* THE TASK
Select every line of the entries below that contains the string "body", matching case exactly, and copy each line in full.

Dataset rows
>> BEGIN

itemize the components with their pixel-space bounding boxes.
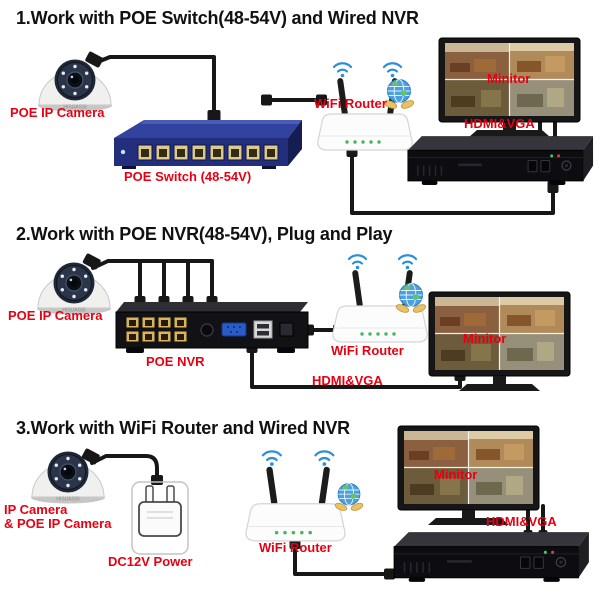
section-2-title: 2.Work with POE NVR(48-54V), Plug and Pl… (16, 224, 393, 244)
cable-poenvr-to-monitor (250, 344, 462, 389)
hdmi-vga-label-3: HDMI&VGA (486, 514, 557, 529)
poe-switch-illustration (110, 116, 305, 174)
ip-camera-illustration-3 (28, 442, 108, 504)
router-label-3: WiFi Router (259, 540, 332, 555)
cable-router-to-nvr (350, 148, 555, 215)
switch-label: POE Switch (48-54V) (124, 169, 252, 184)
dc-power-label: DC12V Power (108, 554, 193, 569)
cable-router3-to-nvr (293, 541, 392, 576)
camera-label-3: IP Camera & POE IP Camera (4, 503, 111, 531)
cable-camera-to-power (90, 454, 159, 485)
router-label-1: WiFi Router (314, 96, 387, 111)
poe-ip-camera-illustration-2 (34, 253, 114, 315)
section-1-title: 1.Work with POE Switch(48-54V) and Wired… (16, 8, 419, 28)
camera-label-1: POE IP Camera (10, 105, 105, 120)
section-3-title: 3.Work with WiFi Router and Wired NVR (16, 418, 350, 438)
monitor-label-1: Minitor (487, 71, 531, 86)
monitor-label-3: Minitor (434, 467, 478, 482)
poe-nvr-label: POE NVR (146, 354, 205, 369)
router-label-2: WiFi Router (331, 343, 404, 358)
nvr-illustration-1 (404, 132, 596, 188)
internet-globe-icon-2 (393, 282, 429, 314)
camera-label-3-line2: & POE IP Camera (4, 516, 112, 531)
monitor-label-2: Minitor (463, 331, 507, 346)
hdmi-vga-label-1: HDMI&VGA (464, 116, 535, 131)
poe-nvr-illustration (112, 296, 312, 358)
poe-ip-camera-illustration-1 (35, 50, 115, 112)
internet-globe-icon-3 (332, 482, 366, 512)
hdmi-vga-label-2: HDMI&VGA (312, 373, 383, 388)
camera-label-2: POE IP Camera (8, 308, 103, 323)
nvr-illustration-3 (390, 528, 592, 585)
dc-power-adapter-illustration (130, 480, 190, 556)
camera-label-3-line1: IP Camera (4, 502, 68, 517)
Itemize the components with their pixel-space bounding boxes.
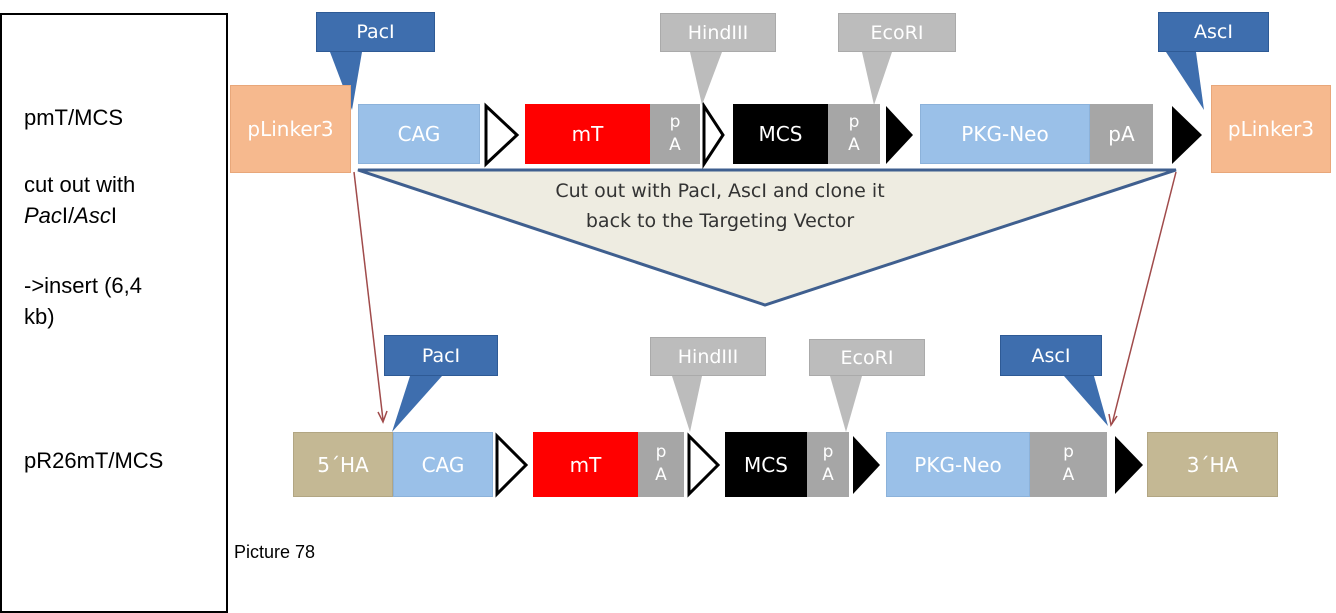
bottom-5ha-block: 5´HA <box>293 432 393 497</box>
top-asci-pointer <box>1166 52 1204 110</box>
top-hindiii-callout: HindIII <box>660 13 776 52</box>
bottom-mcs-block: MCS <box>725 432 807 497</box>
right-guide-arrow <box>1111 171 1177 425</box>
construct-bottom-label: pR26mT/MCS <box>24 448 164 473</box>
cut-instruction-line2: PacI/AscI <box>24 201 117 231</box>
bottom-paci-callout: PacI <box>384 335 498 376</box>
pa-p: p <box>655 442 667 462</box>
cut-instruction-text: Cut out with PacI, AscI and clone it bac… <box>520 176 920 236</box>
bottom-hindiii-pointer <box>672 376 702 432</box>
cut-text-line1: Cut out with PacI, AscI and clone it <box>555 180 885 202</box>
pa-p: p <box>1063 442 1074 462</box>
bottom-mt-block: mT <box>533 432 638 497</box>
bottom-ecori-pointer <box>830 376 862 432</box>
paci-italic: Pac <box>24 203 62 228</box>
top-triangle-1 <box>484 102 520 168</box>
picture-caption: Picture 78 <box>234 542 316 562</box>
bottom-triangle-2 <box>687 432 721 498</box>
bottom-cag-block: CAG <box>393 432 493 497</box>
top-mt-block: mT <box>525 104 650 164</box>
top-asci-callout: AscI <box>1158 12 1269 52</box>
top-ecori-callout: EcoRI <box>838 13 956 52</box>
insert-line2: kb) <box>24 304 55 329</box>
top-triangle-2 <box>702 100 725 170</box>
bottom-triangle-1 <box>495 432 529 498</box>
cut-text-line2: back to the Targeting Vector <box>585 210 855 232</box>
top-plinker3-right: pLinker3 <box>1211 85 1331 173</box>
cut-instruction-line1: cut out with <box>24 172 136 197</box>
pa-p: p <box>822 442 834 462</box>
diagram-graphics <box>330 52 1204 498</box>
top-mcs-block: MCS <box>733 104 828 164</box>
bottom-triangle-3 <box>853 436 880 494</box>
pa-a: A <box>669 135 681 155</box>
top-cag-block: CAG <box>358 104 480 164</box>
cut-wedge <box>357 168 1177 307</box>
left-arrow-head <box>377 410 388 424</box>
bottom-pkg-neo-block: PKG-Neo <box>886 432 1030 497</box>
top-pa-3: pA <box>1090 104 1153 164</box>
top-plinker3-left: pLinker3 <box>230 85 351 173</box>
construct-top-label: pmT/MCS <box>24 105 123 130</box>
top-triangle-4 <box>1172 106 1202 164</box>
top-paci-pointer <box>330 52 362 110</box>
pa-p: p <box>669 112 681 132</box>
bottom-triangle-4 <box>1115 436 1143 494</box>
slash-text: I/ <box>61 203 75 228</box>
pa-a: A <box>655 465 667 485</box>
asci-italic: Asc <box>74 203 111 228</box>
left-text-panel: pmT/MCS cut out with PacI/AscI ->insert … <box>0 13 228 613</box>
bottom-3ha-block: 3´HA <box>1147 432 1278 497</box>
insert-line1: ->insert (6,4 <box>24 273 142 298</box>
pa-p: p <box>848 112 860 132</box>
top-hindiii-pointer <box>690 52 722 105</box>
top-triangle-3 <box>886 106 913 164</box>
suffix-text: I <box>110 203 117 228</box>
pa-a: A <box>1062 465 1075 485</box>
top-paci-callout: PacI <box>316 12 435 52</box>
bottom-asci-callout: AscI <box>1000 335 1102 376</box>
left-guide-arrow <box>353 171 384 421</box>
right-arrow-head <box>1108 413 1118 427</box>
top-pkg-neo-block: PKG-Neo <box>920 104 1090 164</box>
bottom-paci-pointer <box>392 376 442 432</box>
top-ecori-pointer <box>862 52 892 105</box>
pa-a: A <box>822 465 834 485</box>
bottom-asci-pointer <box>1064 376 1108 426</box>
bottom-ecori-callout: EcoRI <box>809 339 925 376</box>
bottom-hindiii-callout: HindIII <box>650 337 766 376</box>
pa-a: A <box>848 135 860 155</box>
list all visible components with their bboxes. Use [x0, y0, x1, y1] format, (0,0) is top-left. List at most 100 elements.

>> END
>> BEGIN

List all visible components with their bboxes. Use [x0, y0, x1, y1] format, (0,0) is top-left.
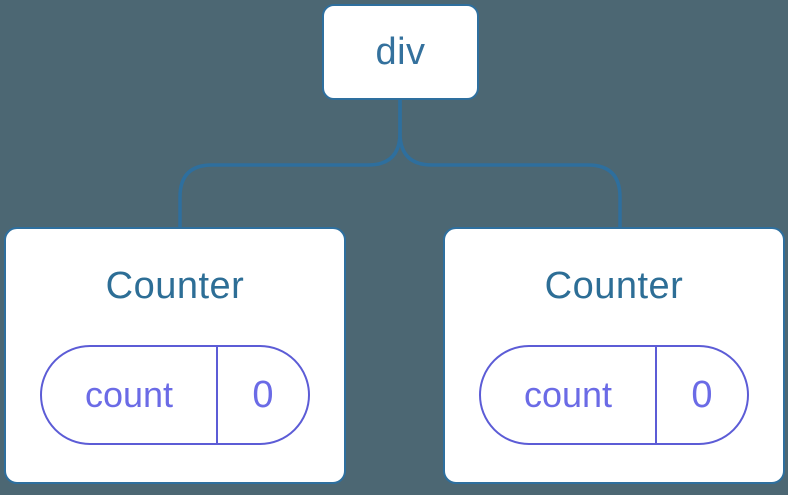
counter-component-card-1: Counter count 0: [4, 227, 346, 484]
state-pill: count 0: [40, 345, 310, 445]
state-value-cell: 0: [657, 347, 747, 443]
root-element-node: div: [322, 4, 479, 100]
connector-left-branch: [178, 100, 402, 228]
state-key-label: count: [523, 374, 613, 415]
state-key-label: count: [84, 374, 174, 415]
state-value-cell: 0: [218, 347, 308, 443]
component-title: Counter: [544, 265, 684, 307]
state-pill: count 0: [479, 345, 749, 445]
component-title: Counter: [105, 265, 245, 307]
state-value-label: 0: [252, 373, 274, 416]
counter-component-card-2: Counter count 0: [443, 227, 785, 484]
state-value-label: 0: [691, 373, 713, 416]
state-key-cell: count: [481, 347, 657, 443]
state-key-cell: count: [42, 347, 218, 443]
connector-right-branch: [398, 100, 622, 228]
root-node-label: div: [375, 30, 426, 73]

>> END
>> BEGIN

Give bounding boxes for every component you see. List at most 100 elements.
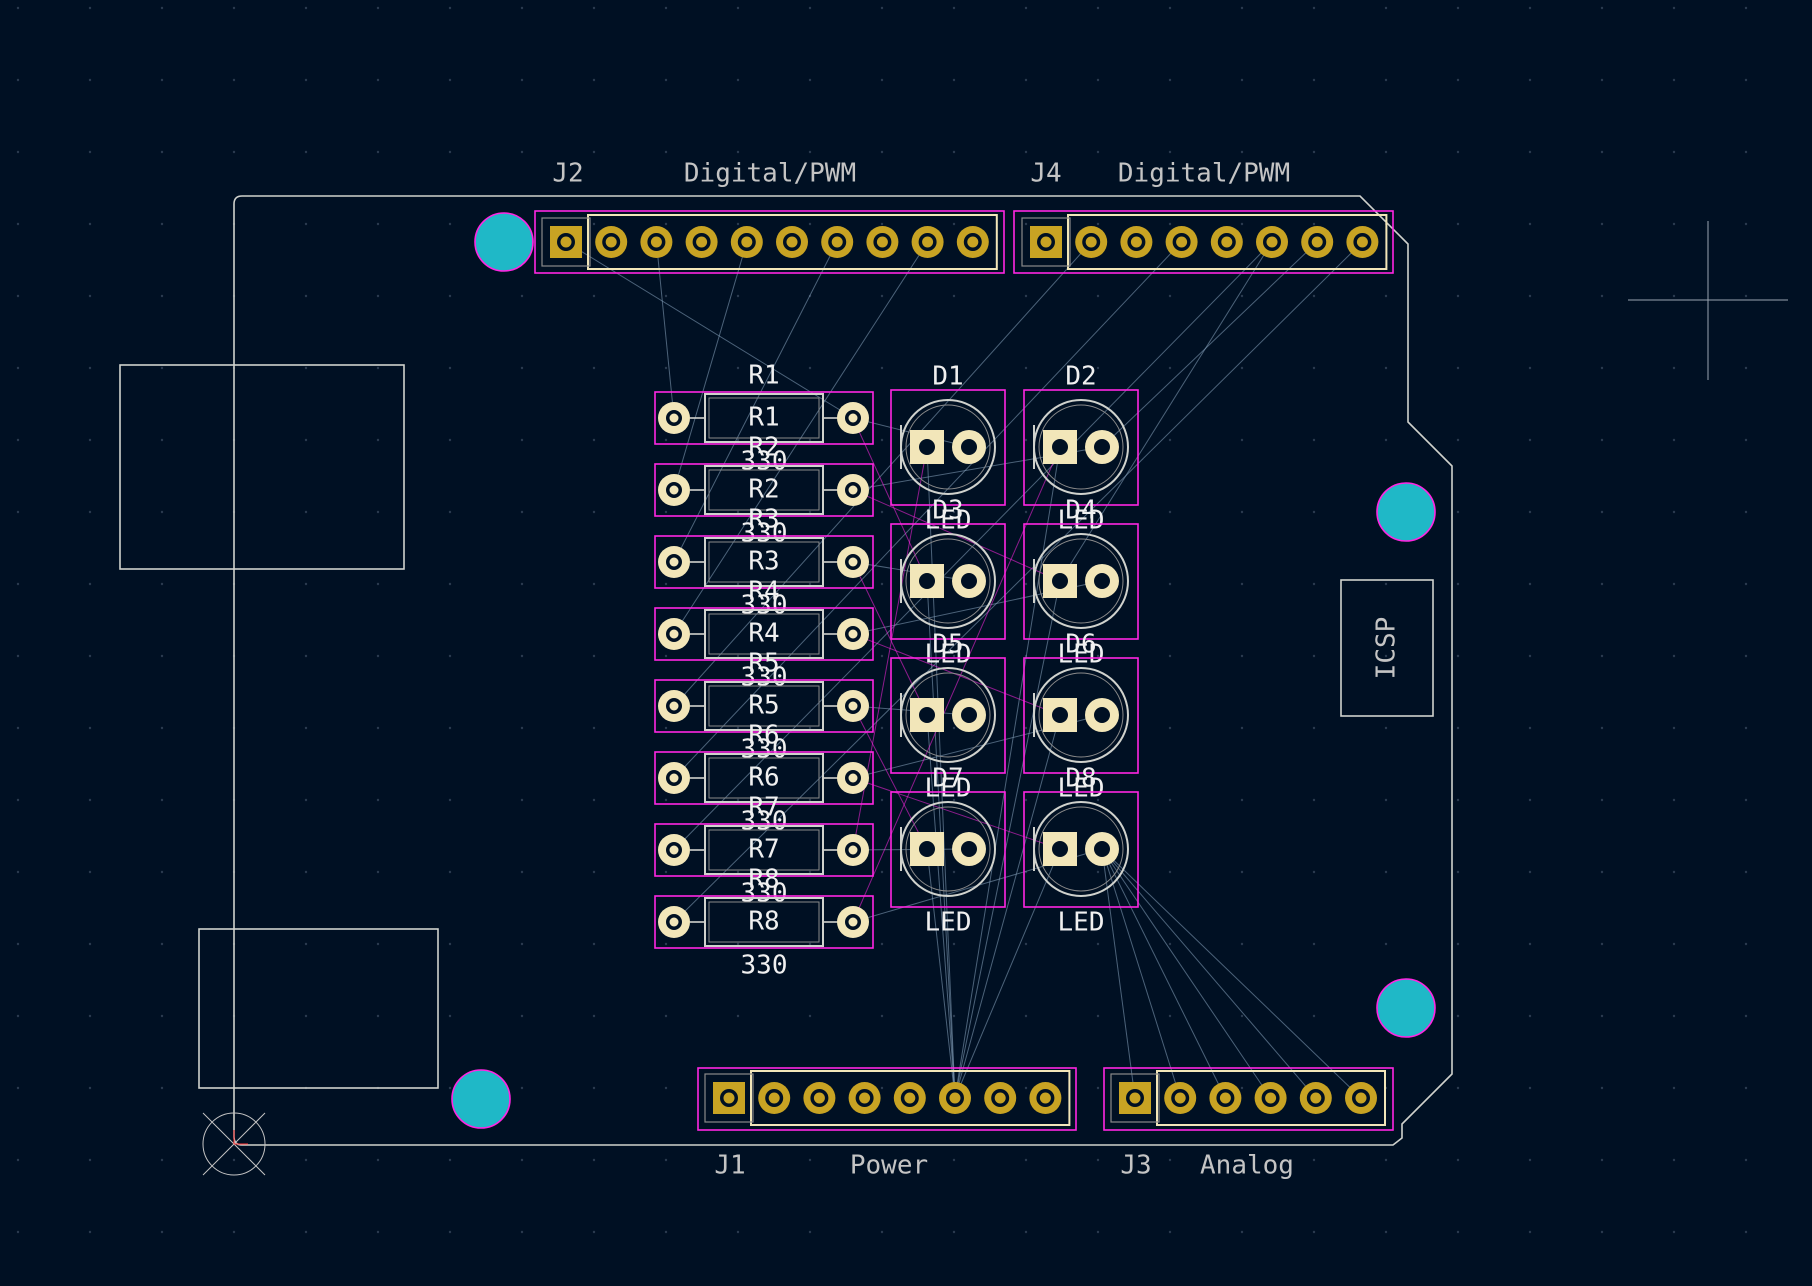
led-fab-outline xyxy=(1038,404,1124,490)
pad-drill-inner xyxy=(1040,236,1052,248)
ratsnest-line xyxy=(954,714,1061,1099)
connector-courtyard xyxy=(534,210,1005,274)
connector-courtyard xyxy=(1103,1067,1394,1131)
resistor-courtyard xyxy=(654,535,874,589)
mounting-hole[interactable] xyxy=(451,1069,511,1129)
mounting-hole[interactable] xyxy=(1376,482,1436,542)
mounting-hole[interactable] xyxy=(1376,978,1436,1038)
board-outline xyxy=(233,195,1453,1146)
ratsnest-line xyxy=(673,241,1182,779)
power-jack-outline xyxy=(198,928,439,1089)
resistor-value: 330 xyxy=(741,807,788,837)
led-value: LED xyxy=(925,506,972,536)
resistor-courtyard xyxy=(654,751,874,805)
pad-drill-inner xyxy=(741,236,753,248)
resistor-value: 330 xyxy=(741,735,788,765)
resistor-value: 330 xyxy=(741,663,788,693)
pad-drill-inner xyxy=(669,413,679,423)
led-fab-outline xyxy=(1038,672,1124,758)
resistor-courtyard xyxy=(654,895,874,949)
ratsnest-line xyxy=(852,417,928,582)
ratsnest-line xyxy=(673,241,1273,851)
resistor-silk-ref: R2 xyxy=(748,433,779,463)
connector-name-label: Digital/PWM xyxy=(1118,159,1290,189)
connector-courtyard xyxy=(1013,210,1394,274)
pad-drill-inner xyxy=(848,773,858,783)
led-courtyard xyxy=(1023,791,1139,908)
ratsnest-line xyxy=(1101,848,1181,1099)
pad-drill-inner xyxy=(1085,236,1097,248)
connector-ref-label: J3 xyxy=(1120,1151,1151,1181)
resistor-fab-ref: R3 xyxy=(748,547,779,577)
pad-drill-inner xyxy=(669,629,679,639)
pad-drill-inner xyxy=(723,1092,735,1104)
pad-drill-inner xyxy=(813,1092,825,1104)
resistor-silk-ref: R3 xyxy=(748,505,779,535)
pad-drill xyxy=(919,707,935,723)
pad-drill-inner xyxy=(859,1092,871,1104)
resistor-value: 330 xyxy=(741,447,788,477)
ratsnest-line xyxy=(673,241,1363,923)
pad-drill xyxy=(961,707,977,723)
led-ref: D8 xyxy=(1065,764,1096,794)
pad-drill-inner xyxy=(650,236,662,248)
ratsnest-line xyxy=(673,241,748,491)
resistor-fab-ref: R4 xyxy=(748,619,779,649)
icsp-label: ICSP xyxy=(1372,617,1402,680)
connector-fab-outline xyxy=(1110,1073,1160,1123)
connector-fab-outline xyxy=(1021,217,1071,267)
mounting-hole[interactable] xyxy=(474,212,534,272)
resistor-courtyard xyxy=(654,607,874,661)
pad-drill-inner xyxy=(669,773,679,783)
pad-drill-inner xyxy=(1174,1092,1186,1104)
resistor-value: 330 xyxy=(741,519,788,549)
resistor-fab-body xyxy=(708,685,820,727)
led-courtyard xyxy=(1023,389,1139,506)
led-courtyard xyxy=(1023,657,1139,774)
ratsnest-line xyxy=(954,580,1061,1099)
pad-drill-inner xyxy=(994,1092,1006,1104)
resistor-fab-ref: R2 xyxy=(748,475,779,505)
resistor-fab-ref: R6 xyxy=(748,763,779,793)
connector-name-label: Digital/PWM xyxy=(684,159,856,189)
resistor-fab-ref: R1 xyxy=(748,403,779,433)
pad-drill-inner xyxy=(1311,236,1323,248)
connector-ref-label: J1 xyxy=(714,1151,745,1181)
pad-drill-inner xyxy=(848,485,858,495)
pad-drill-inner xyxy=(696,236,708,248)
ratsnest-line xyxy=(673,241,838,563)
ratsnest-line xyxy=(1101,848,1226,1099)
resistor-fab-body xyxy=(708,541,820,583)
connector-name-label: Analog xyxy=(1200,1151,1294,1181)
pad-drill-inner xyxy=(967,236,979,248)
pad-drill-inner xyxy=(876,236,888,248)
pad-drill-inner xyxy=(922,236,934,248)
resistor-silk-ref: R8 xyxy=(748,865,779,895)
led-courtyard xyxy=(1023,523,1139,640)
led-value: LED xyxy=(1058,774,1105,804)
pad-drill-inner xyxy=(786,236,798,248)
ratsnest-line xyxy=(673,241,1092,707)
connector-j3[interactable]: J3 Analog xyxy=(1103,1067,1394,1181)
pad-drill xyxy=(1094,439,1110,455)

>> END

* FINAL RESULT
resistor-fab-body xyxy=(708,685,820,727)
resistor-fab-body xyxy=(708,541,820,583)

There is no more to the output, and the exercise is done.